Listing:
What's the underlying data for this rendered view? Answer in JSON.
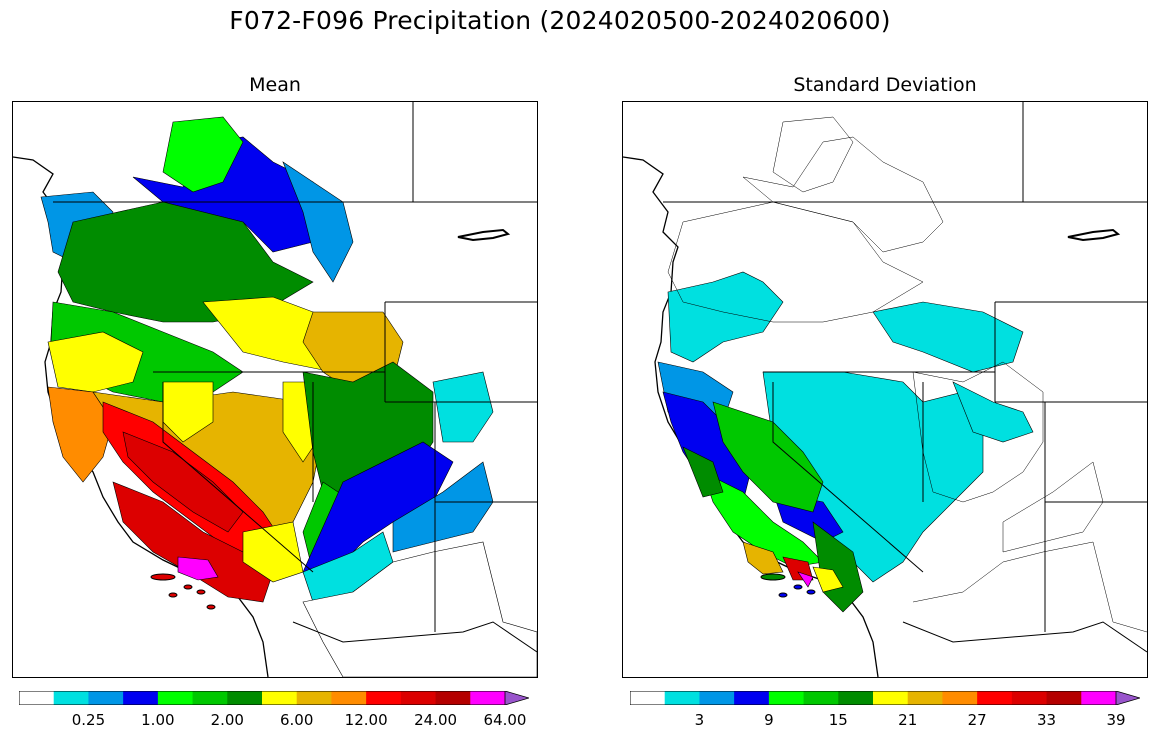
{
  "title": "F072-F096 Precipitation (2024020500-2024020600)",
  "panels": [
    {
      "id": "mean",
      "title": "Mean",
      "colorbar": {
        "colors": [
          "#ffffff",
          "#00e0e0",
          "#0096e6",
          "#0000f0",
          "#00ff00",
          "#00c800",
          "#008c00",
          "#ffff00",
          "#e6b400",
          "#ff8c00",
          "#ff0000",
          "#dc0000",
          "#b40000",
          "#ff00ff",
          "#9955cc"
        ],
        "tick_labels": [
          "0.25",
          "1.00",
          "2.00",
          "6.00",
          "12.00",
          "24.00",
          "64.00"
        ],
        "tick_after_bin": [
          1,
          3,
          5,
          7,
          9,
          11,
          13
        ],
        "extend": "max"
      }
    },
    {
      "id": "std",
      "title": "Standard Deviation",
      "colorbar": {
        "colors": [
          "#ffffff",
          "#00e0e0",
          "#0096e6",
          "#0000f0",
          "#00ff00",
          "#00c800",
          "#008c00",
          "#ffff00",
          "#e6b400",
          "#ff8c00",
          "#ff0000",
          "#dc0000",
          "#b40000",
          "#ff00ff",
          "#9955cc"
        ],
        "tick_labels": [
          "3",
          "9",
          "15",
          "21",
          "27",
          "33",
          "39"
        ],
        "tick_after_bin": [
          1,
          3,
          5,
          7,
          9,
          11,
          13
        ],
        "extend": "max"
      }
    }
  ]
}
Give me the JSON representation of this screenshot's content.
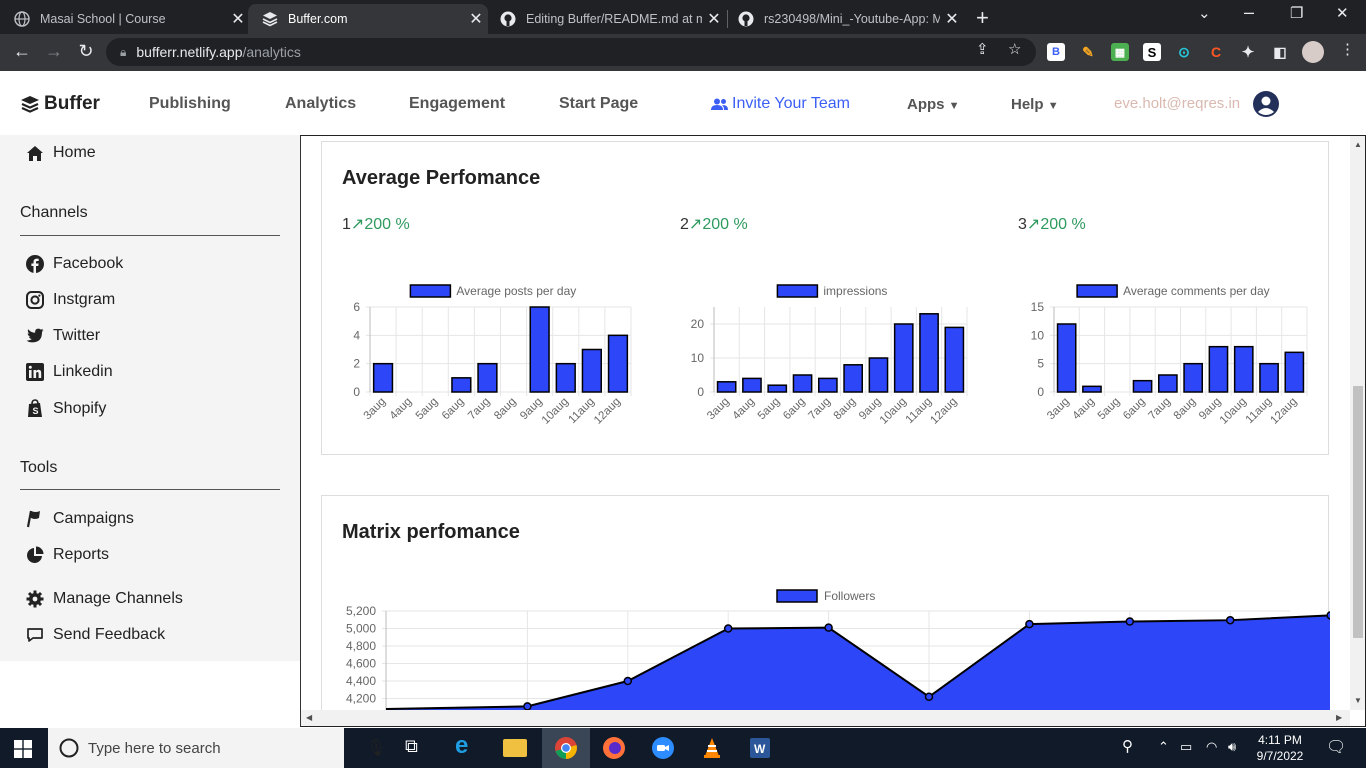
{
  "browser": {
    "tabs": [
      {
        "title": "Masai School | Course",
        "active": false
      },
      {
        "title": "Buffer.com",
        "active": true
      },
      {
        "title": "Editing Buffer/README.md at ma",
        "active": false
      },
      {
        "title": "rs230498/Mini_-Youtube-App: M",
        "active": false
      }
    ],
    "new_tab": "+",
    "url_host": "bufferr.netlify.app",
    "url_path": "/analytics"
  },
  "header": {
    "logo": "Buffer",
    "nav": [
      "Publishing",
      "Analytics",
      "Engagement",
      "Start Page"
    ],
    "invite": "Invite Your Team",
    "apps": "Apps",
    "help": "Help",
    "email": "eve.holt@reqres.in"
  },
  "sidebar": {
    "home": "Home",
    "channels_heading": "Channels",
    "channels": [
      "Facebook",
      "Instgram",
      "Twitter",
      "Linkedin",
      "Shopify"
    ],
    "tools_heading": "Tools",
    "tools": [
      "Campaigns",
      "Reports"
    ],
    "manage": "Manage Channels",
    "feedback": "Send Feedback"
  },
  "avg": {
    "title": "Average Perfomance",
    "stats": [
      {
        "num": "1",
        "pct": "200 %"
      },
      {
        "num": "2",
        "pct": "200 %"
      },
      {
        "num": "3",
        "pct": "200 %"
      }
    ]
  },
  "matrix": {
    "title": "Matrix perfomance"
  },
  "colors": {
    "bar": "#2d46f7",
    "accent": "#3b5ff5",
    "up": "#2e9a5e"
  },
  "chart_data": [
    {
      "type": "bar",
      "legend": "Average posts per day",
      "categories": [
        "3aug",
        "4aug",
        "5aug",
        "6aug",
        "7aug",
        "8aug",
        "9aug",
        "10aug",
        "11aug",
        "12aug"
      ],
      "values": [
        2,
        0,
        0,
        1,
        2,
        0,
        6,
        2,
        3,
        4
      ],
      "ylim": [
        0,
        6
      ],
      "yticks": [
        0,
        2,
        4,
        6
      ]
    },
    {
      "type": "bar",
      "legend": "impressions",
      "categories": [
        "3aug",
        "4aug",
        "5aug",
        "6aug",
        "7aug",
        "8aug",
        "9aug",
        "10aug",
        "11aug",
        "12aug"
      ],
      "values": [
        3,
        4,
        2,
        5,
        4,
        8,
        10,
        20,
        23,
        19
      ],
      "ylim": [
        0,
        25
      ],
      "yticks": [
        0,
        10,
        20
      ]
    },
    {
      "type": "bar",
      "legend": "Average comments per day",
      "categories": [
        "3aug",
        "4aug",
        "5aug",
        "6aug",
        "7aug",
        "8aug",
        "9aug",
        "10aug",
        "11aug",
        "12aug"
      ],
      "values": [
        12,
        1,
        0,
        2,
        3,
        5,
        8,
        8,
        5,
        7
      ],
      "ylim": [
        0,
        15
      ],
      "yticks": [
        0,
        5,
        10,
        15
      ]
    },
    {
      "type": "area",
      "legend": "Followers",
      "values": [
        4080,
        4110,
        4400,
        5000,
        5010,
        4220,
        5050,
        5080,
        5095,
        5150
      ],
      "ylim": [
        4080,
        5200
      ],
      "yticks": [
        "5,200",
        "5,000",
        "4,800",
        "4,600",
        "4,400",
        "4,200"
      ]
    }
  ],
  "taskbar": {
    "search_placeholder": "Type here to search",
    "time": "4:11 PM",
    "date": "9/7/2022"
  }
}
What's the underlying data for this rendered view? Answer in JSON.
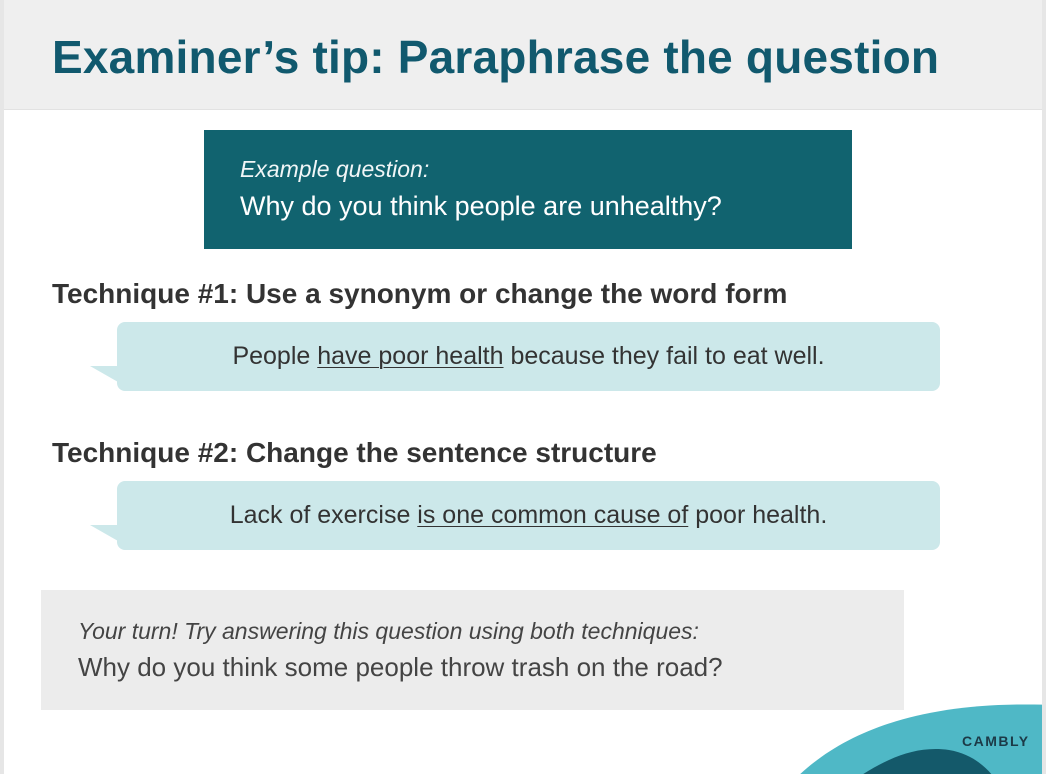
{
  "header": {
    "title": "Examiner’s tip: Paraphrase the question"
  },
  "example": {
    "label": "Example question:",
    "question": "Why do you think people are unhealthy?"
  },
  "techniques": [
    {
      "heading": "Technique #1: Use a synonym or change the word form",
      "sentence_before": "People ",
      "sentence_underlined": "have poor health",
      "sentence_after": " because they fail to eat well."
    },
    {
      "heading": "Technique #2: Change the sentence structure",
      "sentence_before": "Lack of exercise ",
      "sentence_underlined": "is one common cause of",
      "sentence_after": " poor health."
    }
  ],
  "your_turn": {
    "label": "Your turn! Try answering this question using both techniques:",
    "question": "Why do you think some people throw trash on the road?"
  },
  "brand": {
    "name": "CAMBLY"
  },
  "colors": {
    "title": "#11596e",
    "example_box": "#11636f",
    "bubble": "#cce8ea",
    "turn_box": "#ececec",
    "brand_teal_light": "#4fb8c6",
    "brand_teal_dark": "#14596a"
  }
}
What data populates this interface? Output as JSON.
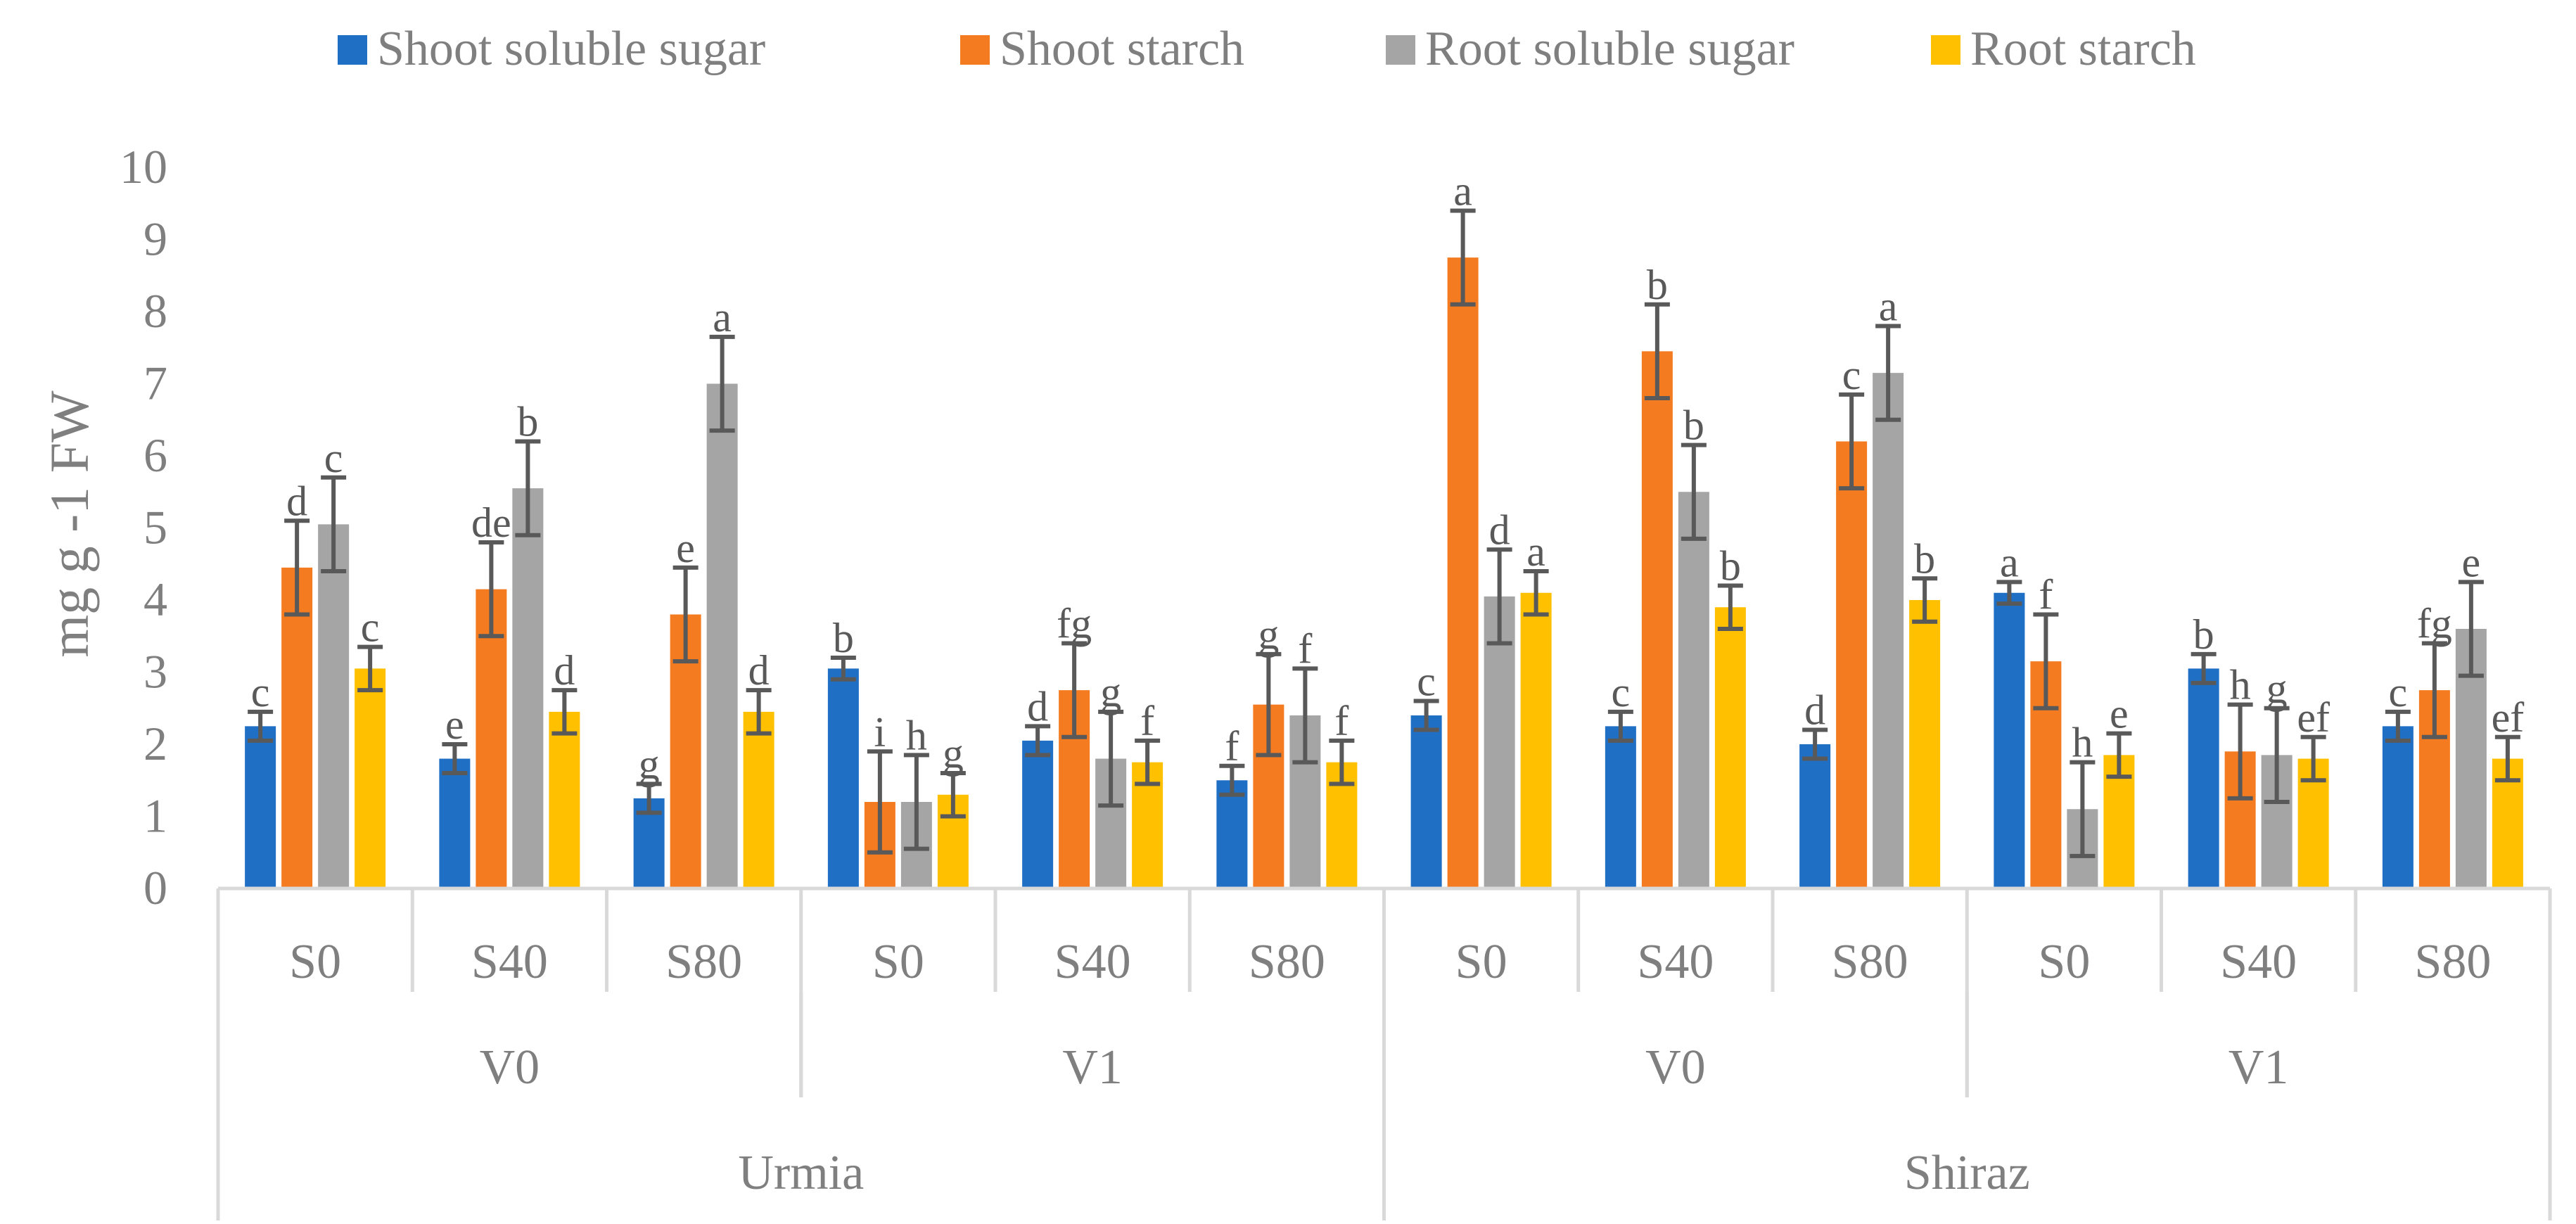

Goal: Pictures excluded, quote all the data above exactly.

Result below:
What's the underlying data for this rendered view? Answer in JSON.
{
  "title": "F072-F096 Precipitation (2024020500-2024020600)",
  "panels": [
    {
      "id": "mean",
      "title": "Mean",
      "colorbar": {
        "colors": [
          "#ffffff",
          "#00e0e0",
          "#0096e6",
          "#0000f0",
          "#00ff00",
          "#00c800",
          "#008c00",
          "#ffff00",
          "#e6b400",
          "#ff8c00",
          "#ff0000",
          "#dc0000",
          "#b40000",
          "#ff00ff",
          "#9955cc"
        ],
        "tick_labels": [
          "0.25",
          "1.00",
          "2.00",
          "6.00",
          "12.00",
          "24.00",
          "64.00"
        ],
        "tick_after_bin": [
          1,
          3,
          5,
          7,
          9,
          11,
          13
        ],
        "extend": "max"
      }
    },
    {
      "id": "std",
      "title": "Standard Deviation",
      "colorbar": {
        "colors": [
          "#ffffff",
          "#00e0e0",
          "#0096e6",
          "#0000f0",
          "#00ff00",
          "#00c800",
          "#008c00",
          "#ffff00",
          "#e6b400",
          "#ff8c00",
          "#ff0000",
          "#dc0000",
          "#b40000",
          "#ff00ff",
          "#9955cc"
        ],
        "tick_labels": [
          "3",
          "9",
          "15",
          "21",
          "27",
          "33",
          "39"
        ],
        "tick_after_bin": [
          1,
          3,
          5,
          7,
          9,
          11,
          13
        ],
        "extend": "max"
      }
    }
  ]
}
Give me the JSON representation of this screenshot's content.
{
  "browser": {
    "tabs": [
      {
        "title": "Masai School | Course",
        "active": false
      },
      {
        "title": "Buffer.com",
        "active": true
      },
      {
        "title": "Editing Buffer/README.md at ma",
        "active": false
      },
      {
        "title": "rs230498/Mini_-Youtube-App: M",
        "active": false
      }
    ],
    "new_tab": "+",
    "url_host": "bufferr.netlify.app",
    "url_path": "/analytics"
  },
  "header": {
    "logo": "Buffer",
    "nav": [
      "Publishing",
      "Analytics",
      "Engagement",
      "Start Page"
    ],
    "invite": "Invite Your Team",
    "apps": "Apps",
    "help": "Help",
    "email": "eve.holt@reqres.in"
  },
  "sidebar": {
    "home": "Home",
    "channels_heading": "Channels",
    "channels": [
      "Facebook",
      "Instgram",
      "Twitter",
      "Linkedin",
      "Shopify"
    ],
    "tools_heading": "Tools",
    "tools": [
      "Campaigns",
      "Reports"
    ],
    "manage": "Manage Channels",
    "feedback": "Send Feedback"
  },
  "avg": {
    "title": "Average Perfomance",
    "stats": [
      {
        "num": "1",
        "pct": "200 %"
      },
      {
        "num": "2",
        "pct": "200 %"
      },
      {
        "num": "3",
        "pct": "200 %"
      }
    ]
  },
  "matrix": {
    "title": "Matrix perfomance"
  },
  "colors": {
    "bar": "#2d46f7",
    "accent": "#3b5ff5",
    "up": "#2e9a5e"
  },
  "chart_data": [
    {
      "type": "bar",
      "legend": "Average posts per day",
      "categories": [
        "3aug",
        "4aug",
        "5aug",
        "6aug",
        "7aug",
        "8aug",
        "9aug",
        "10aug",
        "11aug",
        "12aug"
      ],
      "values": [
        2,
        0,
        0,
        1,
        2,
        0,
        6,
        2,
        3,
        4
      ],
      "ylim": [
        0,
        6
      ],
      "yticks": [
        0,
        2,
        4,
        6
      ]
    },
    {
      "type": "bar",
      "legend": "impressions",
      "categories": [
        "3aug",
        "4aug",
        "5aug",
        "6aug",
        "7aug",
        "8aug",
        "9aug",
        "10aug",
        "11aug",
        "12aug"
      ],
      "values": [
        3,
        4,
        2,
        5,
        4,
        8,
        10,
        20,
        23,
        19
      ],
      "ylim": [
        0,
        25
      ],
      "yticks": [
        0,
        10,
        20
      ]
    },
    {
      "type": "bar",
      "legend": "Average comments per day",
      "categories": [
        "3aug",
        "4aug",
        "5aug",
        "6aug",
        "7aug",
        "8aug",
        "9aug",
        "10aug",
        "11aug",
        "12aug"
      ],
      "values": [
        12,
        1,
        0,
        2,
        3,
        5,
        8,
        8,
        5,
        7
      ],
      "ylim": [
        0,
        15
      ],
      "yticks": [
        0,
        5,
        10,
        15
      ]
    },
    {
      "type": "area",
      "legend": "Followers",
      "values": [
        4080,
        4110,
        4400,
        5000,
        5010,
        4220,
        5050,
        5080,
        5095,
        5150
      ],
      "ylim": [
        4080,
        5200
      ],
      "yticks": [
        "5,200",
        "5,000",
        "4,800",
        "4,600",
        "4,400",
        "4,200"
      ]
    }
  ],
  "taskbar": {
    "search_placeholder": "Type here to search",
    "time": "4:11 PM",
    "date": "9/7/2022"
  }
}
What's the underlying data for this rendered view? Answer in JSON.
{
  "header": {
    "title": "Examiner’s tip: Paraphrase the question"
  },
  "example": {
    "label": "Example question:",
    "question": "Why do you think people are unhealthy?"
  },
  "techniques": [
    {
      "heading": "Technique #1: Use a synonym or change the word form",
      "sentence_before": "People ",
      "sentence_underlined": "have poor health",
      "sentence_after": " because they fail to eat well."
    },
    {
      "heading": "Technique #2: Change the sentence structure",
      "sentence_before": "Lack of exercise ",
      "sentence_underlined": "is one common cause of",
      "sentence_after": " poor health."
    }
  ],
  "your_turn": {
    "label": "Your turn! Try answering this question using both techniques:",
    "question": "Why do you think some people throw trash on the road?"
  },
  "brand": {
    "name": "CAMBLY"
  },
  "colors": {
    "title": "#11596e",
    "example_box": "#11636f",
    "bubble": "#cce8ea",
    "turn_box": "#ececec",
    "brand_teal_light": "#4fb8c6",
    "brand_teal_dark": "#14596a"
  }
}
What data populates this interface? Output as JSON.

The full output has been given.